**Available data**
◆ ◆ ◆ ◆

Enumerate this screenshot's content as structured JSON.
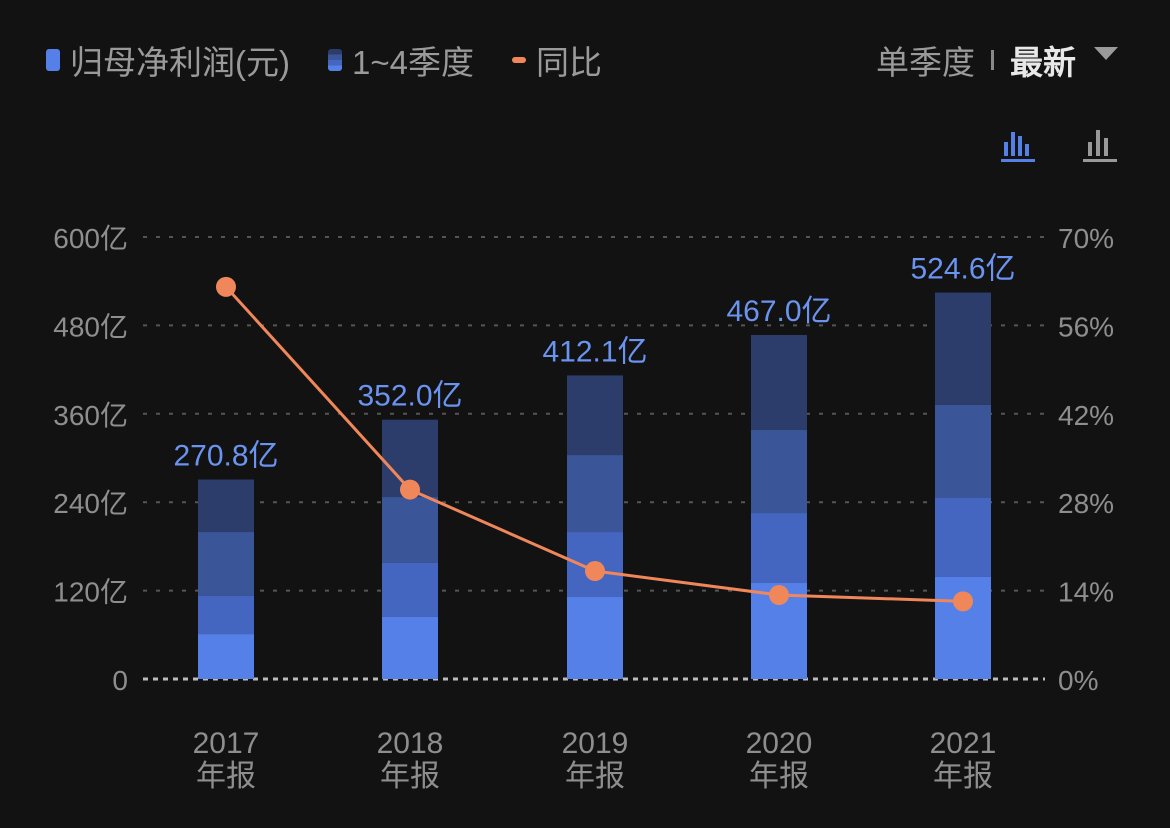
{
  "legend": {
    "net_profit": "归母净利润(元)",
    "quarters": "1~4季度",
    "yoy": "同比"
  },
  "mode": {
    "single_quarter": "单季度",
    "latest": "最新"
  },
  "icons": [
    "stacked-bar-chart-icon",
    "bar-chart-icon"
  ],
  "colors": {
    "q1": "#5580e8",
    "q2": "#4466c0",
    "q3": "#3a5699",
    "q4": "#2c3d6b",
    "line": "#f0875a",
    "label": "#6b93f0"
  },
  "chart_data": {
    "type": "bar",
    "categories": [
      "2017\n年报",
      "2018\n年报",
      "2019\n年报",
      "2020\n年报",
      "2021\n年报"
    ],
    "category_years": [
      "2017",
      "2018",
      "2019",
      "2020",
      "2021"
    ],
    "category_suffix": "年报",
    "stacked_series": [
      {
        "name": "Q1",
        "values": [
          61.0,
          84.2,
          111.3,
          130.3,
          138.5
        ]
      },
      {
        "name": "Q2",
        "values": [
          51.7,
          73.3,
          88.2,
          95.0,
          107.2
        ]
      },
      {
        "name": "Q3",
        "values": [
          86.8,
          89.5,
          104.5,
          112.7,
          126.3
        ]
      },
      {
        "name": "Q4",
        "values": [
          71.3,
          105.0,
          108.1,
          129.0,
          152.6
        ]
      }
    ],
    "totals": [
      270.8,
      352.0,
      412.1,
      467.0,
      524.6
    ],
    "total_labels": [
      "270.8亿",
      "352.0亿",
      "412.1亿",
      "467.0亿",
      "524.6亿"
    ],
    "line_series": {
      "name": "同比",
      "values": [
        62.1,
        30.0,
        17.1,
        13.3,
        12.3
      ],
      "unit": "%"
    },
    "y_left": {
      "range": [
        0,
        600
      ],
      "ticks": [
        "0",
        "120亿",
        "240亿",
        "360亿",
        "480亿",
        "600亿"
      ]
    },
    "y_right": {
      "range": [
        0,
        70
      ],
      "ticks": [
        "0%",
        "14%",
        "28%",
        "42%",
        "56%",
        "70%"
      ]
    },
    "grid": true,
    "legend_position": "top-left"
  }
}
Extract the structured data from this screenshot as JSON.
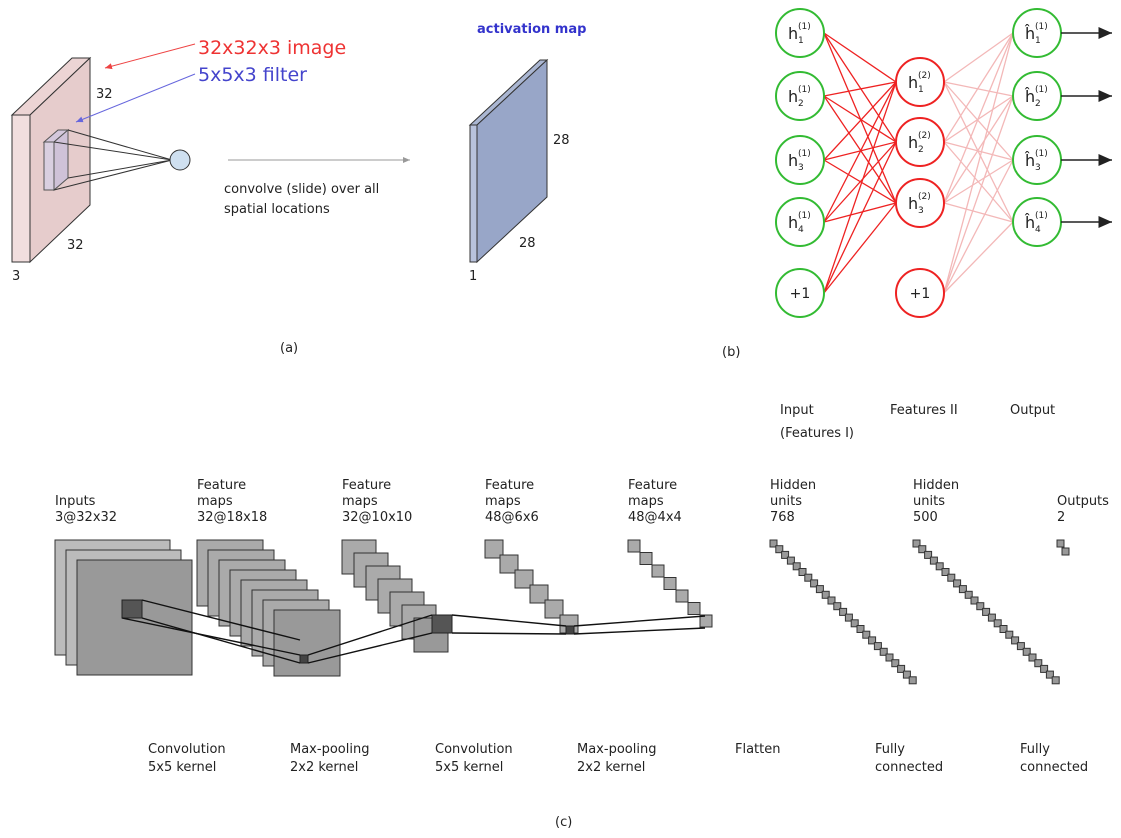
{
  "panel_a": {
    "image_label": "32x32x3 image",
    "filter_label": "5x5x3 filter",
    "input_height": "32",
    "input_width": "32",
    "input_depth": "3",
    "convolve_text": [
      "convolve (slide) over all",
      "spatial locations"
    ],
    "output_title": "activation map",
    "output_height": "28",
    "output_width": "28",
    "output_depth": "1",
    "caption": "(a)"
  },
  "panel_b": {
    "layer1": [
      {
        "base": "h",
        "sub": "1",
        "sup": "(1)"
      },
      {
        "base": "h",
        "sub": "2",
        "sup": "(1)"
      },
      {
        "base": "h",
        "sub": "3",
        "sup": "(1)"
      },
      {
        "base": "h",
        "sub": "4",
        "sup": "(1)"
      }
    ],
    "bias1": "+1",
    "layer2": [
      {
        "base": "h",
        "sub": "1",
        "sup": "(2)"
      },
      {
        "base": "h",
        "sub": "2",
        "sup": "(2)"
      },
      {
        "base": "h",
        "sub": "3",
        "sup": "(2)"
      }
    ],
    "bias2": "+1",
    "outputs": [
      {
        "base": "ĥ",
        "sub": "1",
        "sup": "(1)"
      },
      {
        "base": "ĥ",
        "sub": "2",
        "sup": "(1)"
      },
      {
        "base": "ĥ",
        "sub": "3",
        "sup": "(1)"
      },
      {
        "base": "ĥ",
        "sub": "4",
        "sup": "(1)"
      }
    ],
    "caption": "(b)"
  },
  "panel_c": {
    "group_labels": [
      {
        "lines": [
          "Input",
          "(Features I)"
        ]
      },
      {
        "lines": [
          "Features II"
        ]
      },
      {
        "lines": [
          "Output"
        ]
      }
    ],
    "layers": [
      {
        "lines": [
          "Inputs",
          "3@32x32"
        ]
      },
      {
        "lines": [
          "Feature",
          "maps",
          "32@18x18"
        ]
      },
      {
        "lines": [
          "Feature",
          "maps",
          "32@10x10"
        ]
      },
      {
        "lines": [
          "Feature",
          "maps",
          "48@6x6"
        ]
      },
      {
        "lines": [
          "Feature",
          "maps",
          "48@4x4"
        ]
      },
      {
        "lines": [
          "Hidden",
          "units",
          "768"
        ]
      },
      {
        "lines": [
          "Hidden",
          "units",
          "500"
        ]
      },
      {
        "lines": [
          "Outputs",
          "2"
        ]
      }
    ],
    "operations": [
      {
        "lines": [
          "Convolution",
          "5x5 kernel"
        ]
      },
      {
        "lines": [
          "Max-pooling",
          "2x2 kernel"
        ]
      },
      {
        "lines": [
          "Convolution",
          "5x5 kernel"
        ]
      },
      {
        "lines": [
          "Max-pooling",
          "2x2 kernel"
        ]
      },
      {
        "lines": [
          "Flatten"
        ]
      },
      {
        "lines": [
          "Fully",
          "connected"
        ]
      },
      {
        "lines": [
          "Fully",
          "connected"
        ]
      }
    ],
    "caption": "(c)"
  }
}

◆ ◆ ◆ ◆

Quote all the lines above exactly as given. Do not include the pictures.

**The answer**
Enumerate this screenshot's content as structured JSON.
{
  "legend": {
    "net_profit": "归母净利润(元)",
    "quarters": "1~4季度",
    "yoy": "同比"
  },
  "mode": {
    "single_quarter": "单季度",
    "latest": "最新"
  },
  "icons": [
    "stacked-bar-chart-icon",
    "bar-chart-icon"
  ],
  "colors": {
    "q1": "#5580e8",
    "q2": "#4466c0",
    "q3": "#3a5699",
    "q4": "#2c3d6b",
    "line": "#f0875a",
    "label": "#6b93f0"
  },
  "chart_data": {
    "type": "bar",
    "categories": [
      "2017\n年报",
      "2018\n年报",
      "2019\n年报",
      "2020\n年报",
      "2021\n年报"
    ],
    "category_years": [
      "2017",
      "2018",
      "2019",
      "2020",
      "2021"
    ],
    "category_suffix": "年报",
    "stacked_series": [
      {
        "name": "Q1",
        "values": [
          61.0,
          84.2,
          111.3,
          130.3,
          138.5
        ]
      },
      {
        "name": "Q2",
        "values": [
          51.7,
          73.3,
          88.2,
          95.0,
          107.2
        ]
      },
      {
        "name": "Q3",
        "values": [
          86.8,
          89.5,
          104.5,
          112.7,
          126.3
        ]
      },
      {
        "name": "Q4",
        "values": [
          71.3,
          105.0,
          108.1,
          129.0,
          152.6
        ]
      }
    ],
    "totals": [
      270.8,
      352.0,
      412.1,
      467.0,
      524.6
    ],
    "total_labels": [
      "270.8亿",
      "352.0亿",
      "412.1亿",
      "467.0亿",
      "524.6亿"
    ],
    "line_series": {
      "name": "同比",
      "values": [
        62.1,
        30.0,
        17.1,
        13.3,
        12.3
      ],
      "unit": "%"
    },
    "y_left": {
      "range": [
        0,
        600
      ],
      "ticks": [
        "0",
        "120亿",
        "240亿",
        "360亿",
        "480亿",
        "600亿"
      ]
    },
    "y_right": {
      "range": [
        0,
        70
      ],
      "ticks": [
        "0%",
        "14%",
        "28%",
        "42%",
        "56%",
        "70%"
      ]
    },
    "grid": true,
    "legend_position": "top-left"
  }
}
Extract the structured data from this screenshot as JSON.
{
  "panel_a": {
    "image_label": "32x32x3 image",
    "filter_label": "5x5x3 filter",
    "input_height": "32",
    "input_width": "32",
    "input_depth": "3",
    "convolve_text": [
      "convolve (slide) over all",
      "spatial locations"
    ],
    "output_title": "activation map",
    "output_height": "28",
    "output_width": "28",
    "output_depth": "1",
    "caption": "(a)"
  },
  "panel_b": {
    "layer1": [
      {
        "base": "h",
        "sub": "1",
        "sup": "(1)"
      },
      {
        "base": "h",
        "sub": "2",
        "sup": "(1)"
      },
      {
        "base": "h",
        "sub": "3",
        "sup": "(1)"
      },
      {
        "base": "h",
        "sub": "4",
        "sup": "(1)"
      }
    ],
    "bias1": "+1",
    "layer2": [
      {
        "base": "h",
        "sub": "1",
        "sup": "(2)"
      },
      {
        "base": "h",
        "sub": "2",
        "sup": "(2)"
      },
      {
        "base": "h",
        "sub": "3",
        "sup": "(2)"
      }
    ],
    "bias2": "+1",
    "outputs": [
      {
        "base": "ĥ",
        "sub": "1",
        "sup": "(1)"
      },
      {
        "base": "ĥ",
        "sub": "2",
        "sup": "(1)"
      },
      {
        "base": "ĥ",
        "sub": "3",
        "sup": "(1)"
      },
      {
        "base": "ĥ",
        "sub": "4",
        "sup": "(1)"
      }
    ],
    "caption": "(b)"
  },
  "panel_c": {
    "group_labels": [
      {
        "lines": [
          "Input",
          "(Features I)"
        ]
      },
      {
        "lines": [
          "Features II"
        ]
      },
      {
        "lines": [
          "Output"
        ]
      }
    ],
    "layers": [
      {
        "lines": [
          "Inputs",
          "3@32x32"
        ]
      },
      {
        "lines": [
          "Feature",
          "maps",
          "32@18x18"
        ]
      },
      {
        "lines": [
          "Feature",
          "maps",
          "32@10x10"
        ]
      },
      {
        "lines": [
          "Feature",
          "maps",
          "48@6x6"
        ]
      },
      {
        "lines": [
          "Feature",
          "maps",
          "48@4x4"
        ]
      },
      {
        "lines": [
          "Hidden",
          "units",
          "768"
        ]
      },
      {
        "lines": [
          "Hidden",
          "units",
          "500"
        ]
      },
      {
        "lines": [
          "Outputs",
          "2"
        ]
      }
    ],
    "operations": [
      {
        "lines": [
          "Convolution",
          "5x5 kernel"
        ]
      },
      {
        "lines": [
          "Max-pooling",
          "2x2 kernel"
        ]
      },
      {
        "lines": [
          "Convolution",
          "5x5 kernel"
        ]
      },
      {
        "lines": [
          "Max-pooling",
          "2x2 kernel"
        ]
      },
      {
        "lines": [
          "Flatten"
        ]
      },
      {
        "lines": [
          "Fully",
          "connected"
        ]
      },
      {
        "lines": [
          "Fully",
          "connected"
        ]
      }
    ],
    "caption": "(c)"
  }
}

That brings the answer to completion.